- What is expected
Retype the whole listing verbatim and keep the pictures out of it.

- Available records
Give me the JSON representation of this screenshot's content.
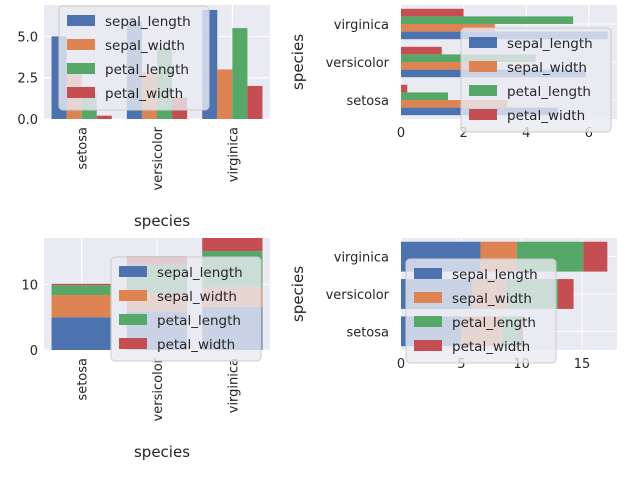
{
  "colors": {
    "axes_bg": "#EAEAF2",
    "grid": "#FFFFFF",
    "sepal_length": "#4C72B0",
    "sepal_width": "#DD8452",
    "petal_length": "#55A868",
    "petal_width": "#C44E52",
    "legend_bg": "#EAEAF2",
    "legend_edge": "#CCCCCC"
  },
  "chart_data": [
    {
      "type": "bar",
      "orientation": "vertical",
      "stacked": false,
      "title": "",
      "xlabel": "species",
      "ylabel": "",
      "ylim": [
        0,
        6.9
      ],
      "yticks": [
        "0.0",
        "2.5",
        "5.0"
      ],
      "ytick_values": [
        0,
        2.5,
        5.0
      ],
      "categories": [
        "setosa",
        "versicolor",
        "virginica"
      ],
      "series": [
        {
          "name": "sepal_length",
          "values": [
            5.0,
            5.9,
            6.6
          ]
        },
        {
          "name": "sepal_width",
          "values": [
            3.4,
            2.8,
            3.0
          ]
        },
        {
          "name": "petal_length",
          "values": [
            1.5,
            4.3,
            5.5
          ]
        },
        {
          "name": "petal_width",
          "values": [
            0.2,
            1.3,
            2.0
          ]
        }
      ],
      "legend": "top-left",
      "grid": true
    },
    {
      "type": "bar",
      "orientation": "horizontal",
      "stacked": false,
      "title": "",
      "xlabel": "",
      "ylabel": "species",
      "xlim": [
        0,
        6.9
      ],
      "xticks": [
        "0",
        "2",
        "4",
        "6"
      ],
      "xtick_values": [
        0,
        2,
        4,
        6
      ],
      "categories": [
        "setosa",
        "versicolor",
        "virginica"
      ],
      "series": [
        {
          "name": "sepal_length",
          "values": [
            5.0,
            5.9,
            6.6
          ]
        },
        {
          "name": "sepal_width",
          "values": [
            3.4,
            2.8,
            3.0
          ]
        },
        {
          "name": "petal_length",
          "values": [
            1.5,
            4.3,
            5.5
          ]
        },
        {
          "name": "petal_width",
          "values": [
            0.2,
            1.3,
            2.0
          ]
        }
      ],
      "legend": "top-right",
      "grid": true
    },
    {
      "type": "bar",
      "orientation": "vertical",
      "stacked": true,
      "title": "",
      "xlabel": "species",
      "ylabel": "",
      "ylim": [
        0,
        17.1
      ],
      "yticks": [
        "0",
        "10"
      ],
      "ytick_values": [
        0,
        10
      ],
      "categories": [
        "setosa",
        "versicolor",
        "virginica"
      ],
      "series": [
        {
          "name": "sepal_length",
          "values": [
            5.0,
            5.9,
            6.6
          ]
        },
        {
          "name": "sepal_width",
          "values": [
            3.4,
            2.8,
            3.0
          ]
        },
        {
          "name": "petal_length",
          "values": [
            1.5,
            4.3,
            5.5
          ]
        },
        {
          "name": "petal_width",
          "values": [
            0.2,
            1.3,
            2.0
          ]
        }
      ],
      "legend": "top-right",
      "grid": true
    },
    {
      "type": "bar",
      "orientation": "horizontal",
      "stacked": true,
      "title": "",
      "xlabel": "",
      "ylabel": "species",
      "xlim": [
        0,
        17.9
      ],
      "xticks": [
        "0",
        "5",
        "10",
        "15"
      ],
      "xtick_values": [
        0,
        5,
        10,
        15
      ],
      "categories": [
        "setosa",
        "versicolor",
        "virginica"
      ],
      "series": [
        {
          "name": "sepal_length",
          "values": [
            5.0,
            5.9,
            6.6
          ]
        },
        {
          "name": "sepal_width",
          "values": [
            3.4,
            2.8,
            3.0
          ]
        },
        {
          "name": "petal_length",
          "values": [
            1.5,
            4.3,
            5.5
          ]
        },
        {
          "name": "petal_width",
          "values": [
            0.2,
            1.3,
            2.0
          ]
        }
      ],
      "legend": "bottom-left",
      "grid": true
    }
  ]
}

- Response to the task
Give me the JSON representation of this screenshot's content.
{
  "colors": {
    "axes_bg": "#EAEAF2",
    "grid": "#FFFFFF",
    "sepal_length": "#4C72B0",
    "sepal_width": "#DD8452",
    "petal_length": "#55A868",
    "petal_width": "#C44E52",
    "legend_bg": "#EAEAF2",
    "legend_edge": "#CCCCCC"
  },
  "chart_data": [
    {
      "type": "bar",
      "orientation": "vertical",
      "stacked": false,
      "title": "",
      "xlabel": "species",
      "ylabel": "",
      "ylim": [
        0,
        6.9
      ],
      "yticks": [
        "0.0",
        "2.5",
        "5.0"
      ],
      "ytick_values": [
        0,
        2.5,
        5.0
      ],
      "categories": [
        "setosa",
        "versicolor",
        "virginica"
      ],
      "series": [
        {
          "name": "sepal_length",
          "values": [
            5.0,
            5.9,
            6.6
          ]
        },
        {
          "name": "sepal_width",
          "values": [
            3.4,
            2.8,
            3.0
          ]
        },
        {
          "name": "petal_length",
          "values": [
            1.5,
            4.3,
            5.5
          ]
        },
        {
          "name": "petal_width",
          "values": [
            0.2,
            1.3,
            2.0
          ]
        }
      ],
      "legend": "top-left",
      "grid": true
    },
    {
      "type": "bar",
      "orientation": "horizontal",
      "stacked": false,
      "title": "",
      "xlabel": "",
      "ylabel": "species",
      "xlim": [
        0,
        6.9
      ],
      "xticks": [
        "0",
        "2",
        "4",
        "6"
      ],
      "xtick_values": [
        0,
        2,
        4,
        6
      ],
      "categories": [
        "setosa",
        "versicolor",
        "virginica"
      ],
      "series": [
        {
          "name": "sepal_length",
          "values": [
            5.0,
            5.9,
            6.6
          ]
        },
        {
          "name": "sepal_width",
          "values": [
            3.4,
            2.8,
            3.0
          ]
        },
        {
          "name": "petal_length",
          "values": [
            1.5,
            4.3,
            5.5
          ]
        },
        {
          "name": "petal_width",
          "values": [
            0.2,
            1.3,
            2.0
          ]
        }
      ],
      "legend": "top-right",
      "grid": true
    },
    {
      "type": "bar",
      "orientation": "vertical",
      "stacked": true,
      "title": "",
      "xlabel": "species",
      "ylabel": "",
      "ylim": [
        0,
        17.1
      ],
      "yticks": [
        "0",
        "10"
      ],
      "ytick_values": [
        0,
        10
      ],
      "categories": [
        "setosa",
        "versicolor",
        "virginica"
      ],
      "series": [
        {
          "name": "sepal_length",
          "values": [
            5.0,
            5.9,
            6.6
          ]
        },
        {
          "name": "sepal_width",
          "values": [
            3.4,
            2.8,
            3.0
          ]
        },
        {
          "name": "petal_length",
          "values": [
            1.5,
            4.3,
            5.5
          ]
        },
        {
          "name": "petal_width",
          "values": [
            0.2,
            1.3,
            2.0
          ]
        }
      ],
      "legend": "top-right",
      "grid": true
    },
    {
      "type": "bar",
      "orientation": "horizontal",
      "stacked": true,
      "title": "",
      "xlabel": "",
      "ylabel": "species",
      "xlim": [
        0,
        17.9
      ],
      "xticks": [
        "0",
        "5",
        "10",
        "15"
      ],
      "xtick_values": [
        0,
        5,
        10,
        15
      ],
      "categories": [
        "setosa",
        "versicolor",
        "virginica"
      ],
      "series": [
        {
          "name": "sepal_length",
          "values": [
            5.0,
            5.9,
            6.6
          ]
        },
        {
          "name": "sepal_width",
          "values": [
            3.4,
            2.8,
            3.0
          ]
        },
        {
          "name": "petal_length",
          "values": [
            1.5,
            4.3,
            5.5
          ]
        },
        {
          "name": "petal_width",
          "values": [
            0.2,
            1.3,
            2.0
          ]
        }
      ],
      "legend": "bottom-left",
      "grid": true
    }
  ]
}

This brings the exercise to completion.